| The problem |
Only the number is wanted: how many lines of the data contain "page"?
· · · · · · ·
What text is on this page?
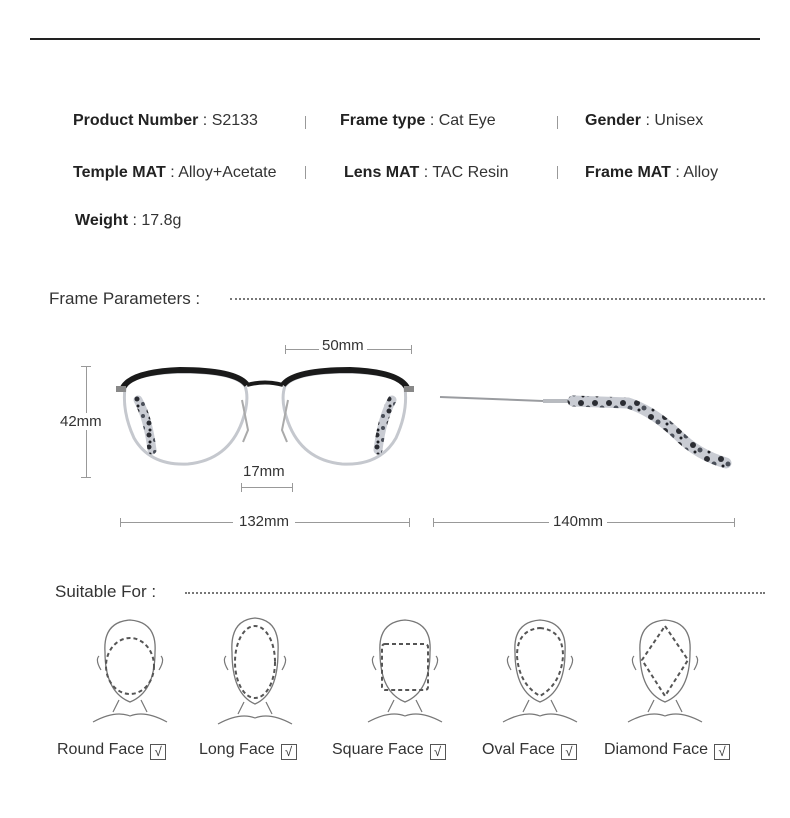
Product Number : S2133	Frame type : Cat Eye	Gender : Unisex
Temple MAT : Alloy+Acetate	Lens MAT : TAC Resin	Frame MAT : Alloy
Weight : 17.8g
Frame Parameters :
50mm
42mm
17mm
132mm	140mm
Suitable For :
Round Face √ Long Face √ Square Face √	Oval Face √ Diamond Face √
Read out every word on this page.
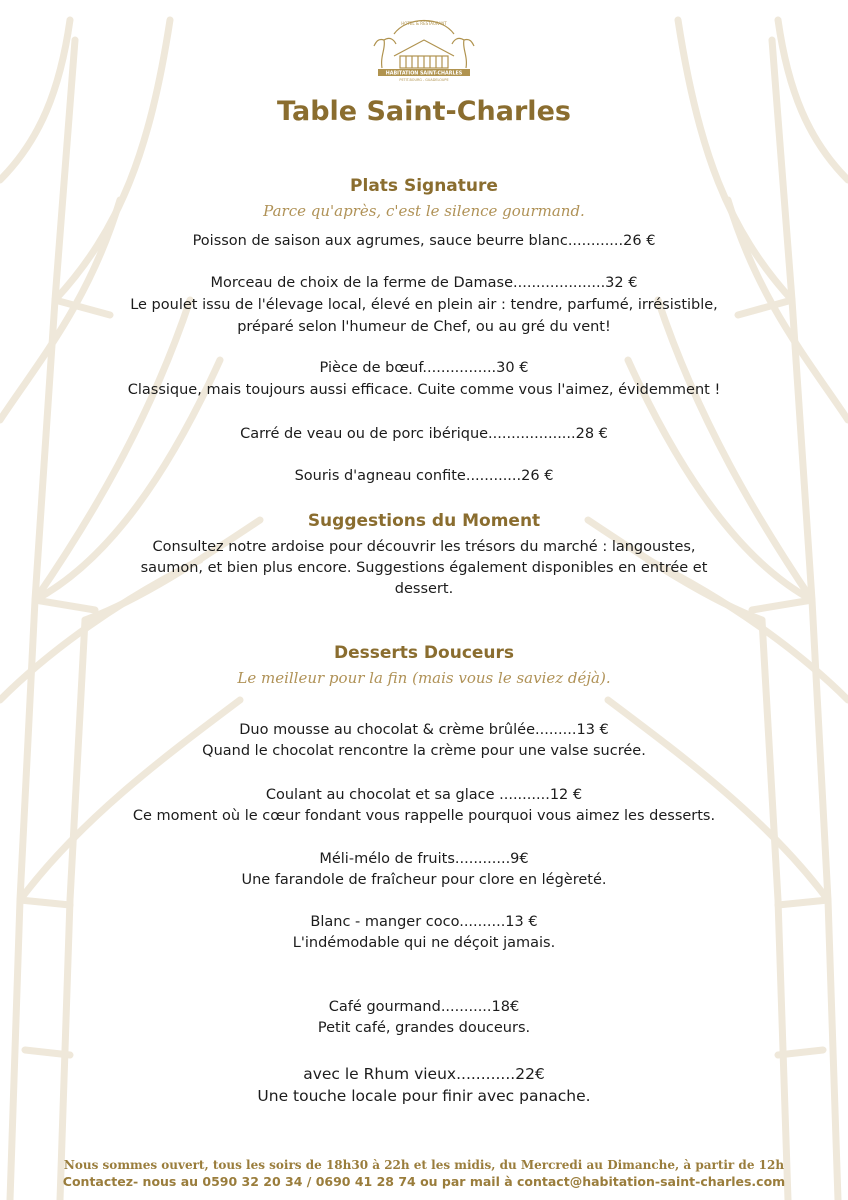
HOTEL & RESTAURANT
HABITATION SAINT-CHARLES
PETIT-BOURG - GUADELOUPE
Table Saint-Charles
Plats Signature

Parce qu'après, c'est le silence gourmand.

Poisson de saison aux agrumes, sauce beurre blanc............26 €

Morceau de choix de la ferme de Damase....................32 €

Le poulet issu de l'élevage local, élevé en plein air : tendre, parfumé, irrésistible,

préparé selon l'humeur de Chef, ou au gré du vent!

Pièce de bœuf................30 €

Classique, mais toujours aussi efficace. Cuite comme vous l'aimez, évidemment !

Carré de veau ou de porc ibérique...................28 €

Souris d'agneau confite............26 €

Suggestions du Moment

Consultez notre ardoise pour découvrir les trésors du marché : langoustes,

saumon, et bien plus encore. Suggestions également disponibles en entrée et

dessert.

Desserts Douceurs

Le meilleur pour la fin (mais vous le saviez déjà).

Duo mousse au chocolat & crème brûlée.........13 €

Quand le chocolat rencontre la crème pour une valse sucrée.

Coulant au chocolat et sa glace ...........12 €

Ce moment où le cœur fondant vous rappelle pourquoi vous aimez les desserts.

Méli-mélo de fruits............9€

Une farandole de fraîcheur pour clore en légèreté.

Blanc - manger coco..........13 €

L'indémodable qui ne déçoit jamais.

Café gourmand...........18€

Petit café, grandes douceurs.

avec le Rhum vieux............22€

Une touche locale pour finir avec panache.

Nous sommes ouvert, tous les soirs de 18h30 à 22h et les midis, du Mercredi au Dimanche, à partir de 12h

Contactez- nous au 0590 32 20 34 / 0690 41 28 74 ou par mail à contact@habitation-saint-charles.com
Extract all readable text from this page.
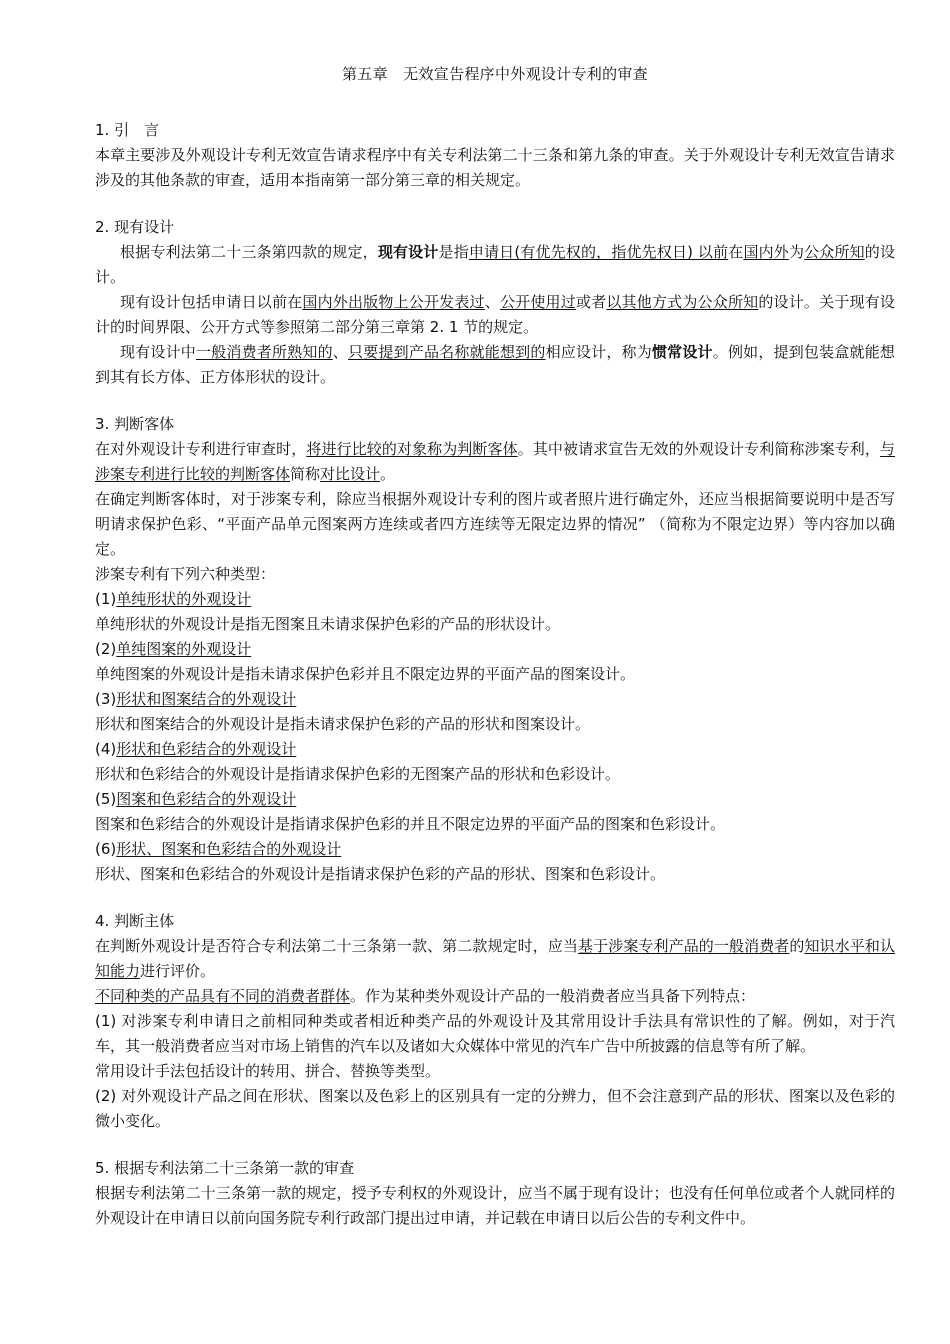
第五章　无效宣告程序中外观设计专利的审查

1. 引　言

本章主要涉及外观设计专利无效宣告请求程序中有关专利法第二十三条和第九条的审查。关于外观设计专利无效宣告请求涉及的其他条款的审查，适用本指南第一部分第三章的相关规定。

2. 现有设计

根据专利法第二十三条第四款的规定，现有设计是指申请日(有优先权的，指优先权日) 以前在国内外为公众所知的设计。

现有设计包括申请日以前在国内外出版物上公开发表过、公开使用过或者以其他方式为公众所知的设计。关于现有设计的时间界限、公开方式等参照第二部分第三章第 2. 1 节的规定。

现有设计中一般消费者所熟知的、只要提到产品名称就能想到的相应设计，称为惯常设计。例如，提到包装盒就能想到其有长方体、正方体形状的设计。

3. 判断客体

在对外观设计专利进行审查时，将进行比较的对象称为判断客体。其中被请求宣告无效的外观设计专利简称涉案专利，与涉案专利进行比较的判断客体简称对比设计。

在确定判断客体时，对于涉案专利，除应当根据外观设计专利的图片或者照片进行确定外，还应当根据简要说明中是否写明请求保护色彩、“平面产品单元图案两方连续或者四方连续等无限定边界的情况” （简称为不限定边界）等内容加以确定。

涉案专利有下列六种类型：

(1)单纯形状的外观设计

单纯形状的外观设计是指无图案且未请求保护色彩的产品的形状设计。

(2)单纯图案的外观设计

单纯图案的外观设计是指未请求保护色彩并且不限定边界的平面产品的图案设计。

(3)形状和图案结合的外观设计

形状和图案结合的外观设计是指未请求保护色彩的产品的形状和图案设计。

(4)形状和色彩结合的外观设计

形状和色彩结合的外观设计是指请求保护色彩的无图案产品的形状和色彩设计。

(5)图案和色彩结合的外观设计

图案和色彩结合的外观设计是指请求保护色彩的并且不限定边界的平面产品的图案和色彩设计。

(6)形状、图案和色彩结合的外观设计

形状、图案和色彩结合的外观设计是指请求保护色彩的产品的形状、图案和色彩设计。

4. 判断主体

在判断外观设计是否符合专利法第二十三条第一款、第二款规定时，应当基于涉案专利产品的一般消费者的知识水平和认知能力进行评价。

不同种类的产品具有不同的消费者群体。作为某种类外观设计产品的一般消费者应当具备下列特点：

(1) 对涉案专利申请日之前相同种类或者相近种类产品的外观设计及其常用设计手法具有常识性的了解。例如，对于汽车，其一般消费者应当对市场上销售的汽车以及诸如大众媒体中常见的汽车广告中所披露的信息等有所了解。

常用设计手法包括设计的转用、拼合、替换等类型。

(2) 对外观设计产品之间在形状、图案以及色彩上的区别具有一定的分辨力，但不会注意到产品的形状、图案以及色彩的微小变化。

5. 根据专利法第二十三条第一款的审查

根据专利法第二十三条第一款的规定，授予专利权的外观设计，应当不属于现有设计；也没有任何单位或者个人就同样的外观设计在申请日以前向国务院专利行政部门提出过申请，并记载在申请日以后公告的专利文件中。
· · · · · · ·
| Solution for this exercise |
3